◆ **Work to complete**: Find the lines that hold "wird". Report only how many there are.

— BEGIN Provided data —

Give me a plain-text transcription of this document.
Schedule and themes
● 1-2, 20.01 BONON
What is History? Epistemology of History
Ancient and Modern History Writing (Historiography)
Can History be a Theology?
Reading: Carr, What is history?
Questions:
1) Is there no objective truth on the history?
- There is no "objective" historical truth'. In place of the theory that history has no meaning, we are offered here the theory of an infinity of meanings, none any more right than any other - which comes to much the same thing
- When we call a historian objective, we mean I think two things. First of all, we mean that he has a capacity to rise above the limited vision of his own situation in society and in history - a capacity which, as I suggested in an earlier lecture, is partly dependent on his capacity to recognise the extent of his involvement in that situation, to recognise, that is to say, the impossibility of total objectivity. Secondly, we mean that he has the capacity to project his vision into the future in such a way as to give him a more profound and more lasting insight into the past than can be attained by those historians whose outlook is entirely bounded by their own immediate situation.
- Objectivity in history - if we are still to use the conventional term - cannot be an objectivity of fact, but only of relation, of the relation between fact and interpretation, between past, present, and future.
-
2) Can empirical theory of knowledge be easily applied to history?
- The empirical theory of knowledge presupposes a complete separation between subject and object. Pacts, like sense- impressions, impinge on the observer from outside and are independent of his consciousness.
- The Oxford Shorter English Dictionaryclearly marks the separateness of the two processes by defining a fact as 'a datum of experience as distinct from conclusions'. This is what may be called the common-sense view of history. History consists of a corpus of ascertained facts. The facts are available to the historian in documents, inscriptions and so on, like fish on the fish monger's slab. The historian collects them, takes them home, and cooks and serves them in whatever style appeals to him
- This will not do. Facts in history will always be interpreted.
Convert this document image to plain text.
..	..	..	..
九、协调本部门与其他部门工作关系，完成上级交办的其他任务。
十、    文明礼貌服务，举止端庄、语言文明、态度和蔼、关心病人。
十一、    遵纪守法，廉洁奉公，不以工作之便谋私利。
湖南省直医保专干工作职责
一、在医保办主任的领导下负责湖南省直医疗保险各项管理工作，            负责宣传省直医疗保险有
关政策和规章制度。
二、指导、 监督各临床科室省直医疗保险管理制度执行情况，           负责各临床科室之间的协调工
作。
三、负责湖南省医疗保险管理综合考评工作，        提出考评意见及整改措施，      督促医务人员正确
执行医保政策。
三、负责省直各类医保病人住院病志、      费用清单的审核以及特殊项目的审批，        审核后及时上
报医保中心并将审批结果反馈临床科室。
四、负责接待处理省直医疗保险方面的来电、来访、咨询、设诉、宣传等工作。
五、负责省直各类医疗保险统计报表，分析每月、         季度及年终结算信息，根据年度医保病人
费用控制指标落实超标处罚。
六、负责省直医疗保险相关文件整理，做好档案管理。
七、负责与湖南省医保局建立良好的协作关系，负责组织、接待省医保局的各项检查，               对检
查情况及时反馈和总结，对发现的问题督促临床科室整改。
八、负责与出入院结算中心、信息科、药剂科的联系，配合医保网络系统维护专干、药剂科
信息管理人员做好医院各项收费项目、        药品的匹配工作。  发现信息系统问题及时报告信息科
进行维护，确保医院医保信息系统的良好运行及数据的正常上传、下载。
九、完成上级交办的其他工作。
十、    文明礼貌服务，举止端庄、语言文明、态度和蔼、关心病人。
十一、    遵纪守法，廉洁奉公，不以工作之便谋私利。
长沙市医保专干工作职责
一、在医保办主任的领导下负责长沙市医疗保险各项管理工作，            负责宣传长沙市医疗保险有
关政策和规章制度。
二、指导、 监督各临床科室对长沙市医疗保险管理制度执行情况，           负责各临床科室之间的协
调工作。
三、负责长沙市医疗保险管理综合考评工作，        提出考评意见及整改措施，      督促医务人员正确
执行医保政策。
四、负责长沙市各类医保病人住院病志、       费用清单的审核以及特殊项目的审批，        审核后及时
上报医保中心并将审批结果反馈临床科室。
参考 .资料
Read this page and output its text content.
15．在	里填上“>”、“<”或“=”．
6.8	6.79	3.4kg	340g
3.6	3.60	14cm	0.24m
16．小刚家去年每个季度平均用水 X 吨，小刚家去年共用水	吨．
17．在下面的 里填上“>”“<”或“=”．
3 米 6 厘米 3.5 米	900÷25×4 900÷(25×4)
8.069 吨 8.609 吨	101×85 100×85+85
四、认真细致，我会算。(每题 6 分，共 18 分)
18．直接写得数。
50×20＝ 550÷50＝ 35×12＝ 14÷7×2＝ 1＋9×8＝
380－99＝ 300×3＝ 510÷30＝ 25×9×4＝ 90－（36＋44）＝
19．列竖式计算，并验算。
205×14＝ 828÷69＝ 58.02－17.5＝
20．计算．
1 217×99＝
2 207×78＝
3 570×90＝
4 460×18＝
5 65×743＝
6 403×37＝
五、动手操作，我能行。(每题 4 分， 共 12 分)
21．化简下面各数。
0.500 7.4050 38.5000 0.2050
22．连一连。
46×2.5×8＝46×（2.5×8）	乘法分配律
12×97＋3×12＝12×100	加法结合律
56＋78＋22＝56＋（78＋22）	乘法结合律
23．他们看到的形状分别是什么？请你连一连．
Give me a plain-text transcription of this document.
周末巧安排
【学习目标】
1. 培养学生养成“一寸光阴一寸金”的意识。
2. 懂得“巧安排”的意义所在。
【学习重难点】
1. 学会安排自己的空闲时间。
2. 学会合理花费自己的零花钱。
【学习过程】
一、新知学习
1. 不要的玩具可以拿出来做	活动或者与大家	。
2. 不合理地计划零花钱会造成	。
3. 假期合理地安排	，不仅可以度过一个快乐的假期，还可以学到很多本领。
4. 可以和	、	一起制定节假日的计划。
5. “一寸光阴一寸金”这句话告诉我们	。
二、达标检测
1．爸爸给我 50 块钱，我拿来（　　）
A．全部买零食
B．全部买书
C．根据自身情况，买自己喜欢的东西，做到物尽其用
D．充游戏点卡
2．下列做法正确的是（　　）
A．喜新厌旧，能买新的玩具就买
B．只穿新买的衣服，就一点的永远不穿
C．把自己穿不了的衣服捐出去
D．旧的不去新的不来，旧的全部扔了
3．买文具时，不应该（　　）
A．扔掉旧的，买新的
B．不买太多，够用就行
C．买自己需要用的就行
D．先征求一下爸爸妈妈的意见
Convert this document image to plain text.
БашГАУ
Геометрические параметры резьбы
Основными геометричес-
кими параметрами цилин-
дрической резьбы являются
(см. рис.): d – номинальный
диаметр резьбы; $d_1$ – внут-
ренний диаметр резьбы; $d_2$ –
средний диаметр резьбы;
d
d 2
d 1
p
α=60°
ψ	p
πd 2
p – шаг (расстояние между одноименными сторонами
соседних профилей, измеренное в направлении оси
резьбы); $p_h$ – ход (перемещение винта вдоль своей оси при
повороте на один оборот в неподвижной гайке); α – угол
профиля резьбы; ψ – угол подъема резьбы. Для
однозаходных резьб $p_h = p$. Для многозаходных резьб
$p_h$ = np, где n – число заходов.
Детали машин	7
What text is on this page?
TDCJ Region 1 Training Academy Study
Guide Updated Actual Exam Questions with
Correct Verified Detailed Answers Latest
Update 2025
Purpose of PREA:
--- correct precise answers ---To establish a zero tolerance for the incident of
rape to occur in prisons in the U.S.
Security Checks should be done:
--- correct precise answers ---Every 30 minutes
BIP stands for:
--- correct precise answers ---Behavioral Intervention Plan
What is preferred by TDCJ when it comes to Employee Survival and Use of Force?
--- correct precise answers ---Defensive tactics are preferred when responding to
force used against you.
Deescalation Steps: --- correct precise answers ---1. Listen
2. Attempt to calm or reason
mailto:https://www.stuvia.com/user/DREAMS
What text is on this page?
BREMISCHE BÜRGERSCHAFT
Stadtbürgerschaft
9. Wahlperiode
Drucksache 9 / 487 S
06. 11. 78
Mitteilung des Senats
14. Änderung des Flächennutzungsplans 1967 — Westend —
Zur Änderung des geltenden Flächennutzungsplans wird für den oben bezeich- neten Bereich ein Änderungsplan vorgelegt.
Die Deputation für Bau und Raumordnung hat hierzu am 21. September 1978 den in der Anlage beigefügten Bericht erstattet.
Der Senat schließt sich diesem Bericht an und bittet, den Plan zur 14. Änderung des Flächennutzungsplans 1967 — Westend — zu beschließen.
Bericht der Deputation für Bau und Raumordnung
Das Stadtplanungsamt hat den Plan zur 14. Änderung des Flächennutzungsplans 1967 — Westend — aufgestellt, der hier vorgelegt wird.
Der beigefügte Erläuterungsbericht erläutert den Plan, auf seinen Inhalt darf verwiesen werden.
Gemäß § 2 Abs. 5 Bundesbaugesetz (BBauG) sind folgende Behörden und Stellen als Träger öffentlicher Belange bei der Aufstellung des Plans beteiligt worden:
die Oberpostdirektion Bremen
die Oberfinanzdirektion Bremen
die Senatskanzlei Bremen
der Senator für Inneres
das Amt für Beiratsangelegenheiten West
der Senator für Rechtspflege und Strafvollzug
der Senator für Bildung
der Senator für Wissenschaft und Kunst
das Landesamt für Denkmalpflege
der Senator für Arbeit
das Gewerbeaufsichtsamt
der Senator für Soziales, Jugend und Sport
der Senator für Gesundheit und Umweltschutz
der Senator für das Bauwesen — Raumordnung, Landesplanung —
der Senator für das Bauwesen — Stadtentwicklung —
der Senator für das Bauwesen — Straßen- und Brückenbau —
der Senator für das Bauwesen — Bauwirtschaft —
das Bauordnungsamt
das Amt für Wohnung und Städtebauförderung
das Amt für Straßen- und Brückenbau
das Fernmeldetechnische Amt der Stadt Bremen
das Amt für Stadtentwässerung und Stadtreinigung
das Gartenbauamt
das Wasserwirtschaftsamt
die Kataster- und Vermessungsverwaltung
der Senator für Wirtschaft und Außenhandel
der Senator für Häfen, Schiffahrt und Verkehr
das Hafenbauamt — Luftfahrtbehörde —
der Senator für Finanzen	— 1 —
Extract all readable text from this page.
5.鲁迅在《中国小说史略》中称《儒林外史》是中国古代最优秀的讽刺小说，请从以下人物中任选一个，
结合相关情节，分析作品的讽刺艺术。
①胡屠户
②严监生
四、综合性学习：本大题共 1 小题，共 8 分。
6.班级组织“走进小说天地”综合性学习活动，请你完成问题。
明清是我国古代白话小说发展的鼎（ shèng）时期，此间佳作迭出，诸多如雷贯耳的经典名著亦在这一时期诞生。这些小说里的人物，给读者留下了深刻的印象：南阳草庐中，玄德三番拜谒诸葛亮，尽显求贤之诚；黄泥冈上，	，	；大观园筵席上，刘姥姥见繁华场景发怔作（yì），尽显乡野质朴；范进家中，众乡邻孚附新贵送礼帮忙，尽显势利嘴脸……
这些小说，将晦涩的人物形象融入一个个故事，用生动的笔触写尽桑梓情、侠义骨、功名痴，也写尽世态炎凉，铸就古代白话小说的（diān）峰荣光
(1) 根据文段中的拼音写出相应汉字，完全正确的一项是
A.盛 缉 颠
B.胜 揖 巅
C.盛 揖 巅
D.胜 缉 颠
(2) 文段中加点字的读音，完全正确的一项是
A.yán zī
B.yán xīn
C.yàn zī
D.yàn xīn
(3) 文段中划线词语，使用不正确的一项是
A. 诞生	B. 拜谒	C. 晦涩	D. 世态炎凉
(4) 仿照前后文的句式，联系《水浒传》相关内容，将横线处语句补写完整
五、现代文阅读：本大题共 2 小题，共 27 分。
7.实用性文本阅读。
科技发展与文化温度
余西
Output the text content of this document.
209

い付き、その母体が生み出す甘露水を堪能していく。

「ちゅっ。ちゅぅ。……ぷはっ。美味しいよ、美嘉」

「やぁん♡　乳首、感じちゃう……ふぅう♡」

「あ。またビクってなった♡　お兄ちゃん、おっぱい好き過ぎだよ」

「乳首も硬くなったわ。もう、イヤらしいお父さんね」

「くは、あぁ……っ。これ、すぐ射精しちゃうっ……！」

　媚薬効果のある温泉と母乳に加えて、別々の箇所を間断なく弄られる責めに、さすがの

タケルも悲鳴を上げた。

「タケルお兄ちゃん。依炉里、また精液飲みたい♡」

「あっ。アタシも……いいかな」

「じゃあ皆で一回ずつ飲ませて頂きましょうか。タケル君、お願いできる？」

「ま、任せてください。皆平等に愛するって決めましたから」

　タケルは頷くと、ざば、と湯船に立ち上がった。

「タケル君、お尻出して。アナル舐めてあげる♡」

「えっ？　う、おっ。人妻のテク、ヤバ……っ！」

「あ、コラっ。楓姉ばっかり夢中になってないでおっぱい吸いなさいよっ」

— END Provided data —

◆ **Solution for this exercise**: 2